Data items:
>>>

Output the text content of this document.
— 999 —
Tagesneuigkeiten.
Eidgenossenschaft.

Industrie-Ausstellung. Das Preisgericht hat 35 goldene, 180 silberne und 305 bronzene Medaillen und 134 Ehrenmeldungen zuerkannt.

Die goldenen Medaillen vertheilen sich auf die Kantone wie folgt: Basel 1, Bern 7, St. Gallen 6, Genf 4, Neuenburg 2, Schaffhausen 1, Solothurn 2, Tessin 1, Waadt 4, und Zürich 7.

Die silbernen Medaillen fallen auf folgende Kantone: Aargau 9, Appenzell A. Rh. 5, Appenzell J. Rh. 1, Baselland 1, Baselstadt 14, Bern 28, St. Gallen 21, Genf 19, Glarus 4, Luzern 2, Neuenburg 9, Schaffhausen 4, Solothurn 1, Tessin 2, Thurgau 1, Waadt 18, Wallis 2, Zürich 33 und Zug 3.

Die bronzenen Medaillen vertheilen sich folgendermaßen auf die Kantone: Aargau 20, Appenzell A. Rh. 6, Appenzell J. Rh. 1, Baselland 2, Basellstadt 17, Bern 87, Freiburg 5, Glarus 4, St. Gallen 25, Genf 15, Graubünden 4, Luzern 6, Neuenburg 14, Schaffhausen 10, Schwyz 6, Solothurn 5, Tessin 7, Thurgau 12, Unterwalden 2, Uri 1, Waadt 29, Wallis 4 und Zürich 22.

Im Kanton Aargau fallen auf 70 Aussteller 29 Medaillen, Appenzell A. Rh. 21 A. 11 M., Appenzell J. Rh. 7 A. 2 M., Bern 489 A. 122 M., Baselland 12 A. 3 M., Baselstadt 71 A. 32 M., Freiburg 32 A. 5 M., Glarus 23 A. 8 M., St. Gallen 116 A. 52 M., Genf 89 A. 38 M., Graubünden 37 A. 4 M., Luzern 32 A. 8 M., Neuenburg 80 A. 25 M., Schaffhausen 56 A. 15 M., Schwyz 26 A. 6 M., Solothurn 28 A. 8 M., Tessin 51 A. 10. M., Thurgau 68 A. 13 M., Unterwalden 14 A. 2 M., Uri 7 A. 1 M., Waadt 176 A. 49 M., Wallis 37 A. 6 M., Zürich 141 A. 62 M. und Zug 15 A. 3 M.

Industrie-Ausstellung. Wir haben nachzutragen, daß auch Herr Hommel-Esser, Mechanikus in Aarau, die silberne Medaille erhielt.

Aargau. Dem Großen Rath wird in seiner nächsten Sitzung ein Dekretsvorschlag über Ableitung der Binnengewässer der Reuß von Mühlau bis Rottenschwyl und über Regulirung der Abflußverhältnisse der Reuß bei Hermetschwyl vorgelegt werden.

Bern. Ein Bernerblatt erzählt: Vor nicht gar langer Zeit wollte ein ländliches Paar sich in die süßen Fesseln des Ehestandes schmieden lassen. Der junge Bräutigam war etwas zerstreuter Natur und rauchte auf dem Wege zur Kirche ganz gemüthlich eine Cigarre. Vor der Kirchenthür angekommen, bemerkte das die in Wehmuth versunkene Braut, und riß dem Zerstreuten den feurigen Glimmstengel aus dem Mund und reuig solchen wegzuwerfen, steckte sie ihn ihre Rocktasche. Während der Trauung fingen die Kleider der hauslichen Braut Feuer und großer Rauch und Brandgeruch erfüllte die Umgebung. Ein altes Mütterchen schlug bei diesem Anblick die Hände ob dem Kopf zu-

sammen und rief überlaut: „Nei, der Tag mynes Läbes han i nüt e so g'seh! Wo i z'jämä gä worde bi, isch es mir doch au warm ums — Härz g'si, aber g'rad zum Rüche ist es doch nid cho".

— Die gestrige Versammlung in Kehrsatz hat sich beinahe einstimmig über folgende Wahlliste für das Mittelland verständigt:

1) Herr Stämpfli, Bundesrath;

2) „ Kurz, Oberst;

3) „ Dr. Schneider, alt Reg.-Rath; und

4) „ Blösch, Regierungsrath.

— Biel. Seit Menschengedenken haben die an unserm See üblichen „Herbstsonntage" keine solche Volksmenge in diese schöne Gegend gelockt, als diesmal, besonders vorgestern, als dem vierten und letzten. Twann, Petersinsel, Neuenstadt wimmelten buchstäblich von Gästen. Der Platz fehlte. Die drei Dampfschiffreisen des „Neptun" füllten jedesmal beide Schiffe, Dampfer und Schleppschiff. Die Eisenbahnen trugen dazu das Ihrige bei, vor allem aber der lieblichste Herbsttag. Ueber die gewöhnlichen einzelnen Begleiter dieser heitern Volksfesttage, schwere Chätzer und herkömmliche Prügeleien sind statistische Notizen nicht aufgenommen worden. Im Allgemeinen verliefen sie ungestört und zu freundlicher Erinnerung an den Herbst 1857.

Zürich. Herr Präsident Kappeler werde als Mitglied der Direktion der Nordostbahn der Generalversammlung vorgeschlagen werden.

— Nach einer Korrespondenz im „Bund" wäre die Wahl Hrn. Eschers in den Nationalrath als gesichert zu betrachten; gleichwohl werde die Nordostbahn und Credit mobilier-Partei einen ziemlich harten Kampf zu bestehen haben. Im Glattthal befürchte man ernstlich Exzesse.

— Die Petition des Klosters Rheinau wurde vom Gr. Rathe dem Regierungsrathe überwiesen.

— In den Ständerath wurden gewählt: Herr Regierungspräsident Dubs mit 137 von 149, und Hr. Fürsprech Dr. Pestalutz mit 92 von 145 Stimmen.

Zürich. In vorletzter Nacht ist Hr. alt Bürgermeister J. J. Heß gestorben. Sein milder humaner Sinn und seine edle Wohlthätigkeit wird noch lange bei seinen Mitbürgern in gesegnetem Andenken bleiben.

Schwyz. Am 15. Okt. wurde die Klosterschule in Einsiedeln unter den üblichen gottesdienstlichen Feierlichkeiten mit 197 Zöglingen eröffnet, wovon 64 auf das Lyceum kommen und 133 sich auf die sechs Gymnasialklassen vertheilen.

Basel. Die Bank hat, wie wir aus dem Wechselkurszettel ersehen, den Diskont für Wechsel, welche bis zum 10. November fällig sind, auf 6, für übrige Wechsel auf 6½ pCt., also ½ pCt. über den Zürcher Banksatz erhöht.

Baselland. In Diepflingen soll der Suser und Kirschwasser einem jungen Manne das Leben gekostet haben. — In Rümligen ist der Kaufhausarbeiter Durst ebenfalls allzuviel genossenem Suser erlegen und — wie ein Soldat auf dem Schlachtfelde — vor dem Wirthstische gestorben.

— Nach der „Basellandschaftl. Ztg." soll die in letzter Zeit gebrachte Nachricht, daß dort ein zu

<<<

_TASK REQUIREMENTS_.
Reproduce the data. Match each line exactly.

_SOLVED PROBLEM_.
Output the text content of this document.
— 999 —
Tagesneuigkeiten.
Eidgenossenschaft.

Industrie-Ausstellung. Das Preisgericht hat 35 goldene, 180 silberne und 305 bronzene Medaillen und 134 Ehrenmeldungen zuerkannt.

Die goldenen Medaillen vertheilen sich auf die Kantone wie folgt: Basel 1, Bern 7, St. Gallen 6, Genf 4, Neuenburg 2, Schaffhausen 1, Solothurn 2, Tessin 1, Waadt 4, und Zürich 7.

Die silbernen Medaillen fallen auf folgende Kantone: Aargau 9, Appenzell A. Rh. 5, Appenzell J. Rh. 1, Baselland 1, Baselstadt 14, Bern 28, St. Gallen 21, Genf 19, Glarus 4, Luzern 2, Neuenburg 9, Schaffhausen 4, Solothurn 1, Tessin 2, Thurgau 1, Waadt 18, Wallis 2, Zürich 33 und Zug 3.

Die bronzenen Medaillen vertheilen sich folgendermaßen auf die Kantone: Aargau 20, Appenzell A. Rh. 6, Appenzell J. Rh. 1, Baselland 2, Basellstadt 17, Bern 87, Freiburg 5, Glarus 4, St. Gallen 25, Genf 15, Graubünden 4, Luzern 6, Neuenburg 14, Schaffhausen 10, Schwyz 6, Solothurn 5, Tessin 7, Thurgau 12, Unterwalden 2, Uri 1, Waadt 29, Wallis 4 und Zürich 22.

Im Kanton Aargau fallen auf 70 Aussteller 29 Medaillen, Appenzell A. Rh. 21 A. 11 M., Appenzell J. Rh. 7 A. 2 M., Bern 489 A. 122 M., Baselland 12 A. 3 M., Baselstadt 71 A. 32 M., Freiburg 32 A. 5 M., Glarus 23 A. 8 M., St. Gallen 116 A. 52 M., Genf 89 A. 38 M., Graubünden 37 A. 4 M., Luzern 32 A. 8 M., Neuenburg 80 A. 25 M., Schaffhausen 56 A. 15 M., Schwyz 26 A. 6 M., Solothurn 28 A. 8 M., Tessin 51 A. 10. M., Thurgau 68 A. 13 M., Unterwalden 14 A. 2 M., Uri 7 A. 1 M., Waadt 176 A. 49 M., Wallis 37 A. 6 M., Zürich 141 A. 62 M. und Zug 15 A. 3 M.

Industrie-Ausstellung. Wir haben nachzutragen, daß auch Herr Hommel-Esser, Mechanikus in Aarau, die silberne Medaille erhielt.

Aargau. Dem Großen Rath wird in seiner nächsten Sitzung ein Dekretsvorschlag über Ableitung der Binnengewässer der Reuß von Mühlau bis Rottenschwyl und über Regulirung der Abflußverhältnisse der Reuß bei Hermetschwyl vorgelegt werden.

Bern. Ein Bernerblatt erzählt: Vor nicht gar langer Zeit wollte ein ländliches Paar sich in die süßen Fesseln des Ehestandes schmieden lassen. Der junge Bräutigam war etwas zerstreuter Natur und rauchte auf dem Wege zur Kirche ganz gemüthlich eine Cigarre. Vor der Kirchenthür angekommen, bemerkte das die in Wehmuth versunkene Braut, und riß dem Zerstreuten den feurigen Glimmstengel aus dem Mund und reuig solchen wegzuwerfen, steckte sie ihn ihre Rocktasche. Während der Trauung fingen die Kleider der hauslichen Braut Feuer und großer Rauch und Brandgeruch erfüllte die Umgebung. Ein altes Mütterchen schlug bei diesem Anblick die Hände ob dem Kopf zu-

sammen und rief überlaut: „Nei, der Tag mynes Läbes han i nüt e so g'seh! Wo i z'jämä gä worde bi, isch es mir doch au warm ums — Härz g'si, aber g'rad zum Rüche ist es doch nid cho".

— Die gestrige Versammlung in Kehrsatz hat sich beinahe einstimmig über folgende Wahlliste für das Mittelland verständigt:

1) Herr Stämpfli, Bundesrath;

2) „ Kurz, Oberst;

3) „ Dr. Schneider, alt Reg.-Rath; und

4) „ Blösch, Regierungsrath.

— Biel. Seit Menschengedenken haben die an unserm See üblichen „Herbstsonntage" keine solche Volksmenge in diese schöne Gegend gelockt, als diesmal, besonders vorgestern, als dem vierten und letzten. Twann, Petersinsel, Neuenstadt wimmelten buchstäblich von Gästen. Der Platz fehlte. Die drei Dampfschiffreisen des „Neptun" füllten jedesmal beide Schiffe, Dampfer und Schleppschiff. Die Eisenbahnen trugen dazu das Ihrige bei, vor allem aber der lieblichste Herbsttag. Ueber die gewöhnlichen einzelnen Begleiter dieser heitern Volksfesttage, schwere Chätzer und herkömmliche Prügeleien sind statistische Notizen nicht aufgenommen worden. Im Allgemeinen verliefen sie ungestört und zu freundlicher Erinnerung an den Herbst 1857.

Zürich. Herr Präsident Kappeler werde als Mitglied der Direktion der Nordostbahn der Generalversammlung vorgeschlagen werden.

— Nach einer Korrespondenz im „Bund" wäre die Wahl Hrn. Eschers in den Nationalrath als gesichert zu betrachten; gleichwohl werde die Nordostbahn und Credit mobilier-Partei einen ziemlich harten Kampf zu bestehen haben. Im Glattthal befürchte man ernstlich Exzesse.

— Die Petition des Klosters Rheinau wurde vom Gr. Rathe dem Regierungsrathe überwiesen.

— In den Ständerath wurden gewählt: Herr Regierungspräsident Dubs mit 137 von 149, und Hr. Fürsprech Dr. Pestalutz mit 92 von 145 Stimmen.

Zürich. In vorletzter Nacht ist Hr. alt Bürgermeister J. J. Heß gestorben. Sein milder humaner Sinn und seine edle Wohlthätigkeit wird noch lange bei seinen Mitbürgern in gesegnetem Andenken bleiben.

Schwyz. Am 15. Okt. wurde die Klosterschule in Einsiedeln unter den üblichen gottesdienstlichen Feierlichkeiten mit 197 Zöglingen eröffnet, wovon 64 auf das Lyceum kommen und 133 sich auf die sechs Gymnasialklassen vertheilen.

Basel. Die Bank hat, wie wir aus dem Wechselkurszettel ersehen, den Diskont für Wechsel, welche bis zum 10. November fällig sind, auf 6, für übrige Wechsel auf 6½ pCt., also ½ pCt. über den Zürcher Banksatz erhöht.

Baselland. In Diepflingen soll der Suser und Kirschwasser einem jungen Manne das Leben gekostet haben. — In Rümligen ist der Kaufhausarbeiter Durst ebenfalls allzuviel genossenem Suser erlegen und — wie ein Soldat auf dem Schlachtfelde — vor dem Wirthstische gestorben.

— Nach der „Basellandschaftl. Ztg." soll die in letzter Zeit gebrachte Nachricht, daß dort ein zu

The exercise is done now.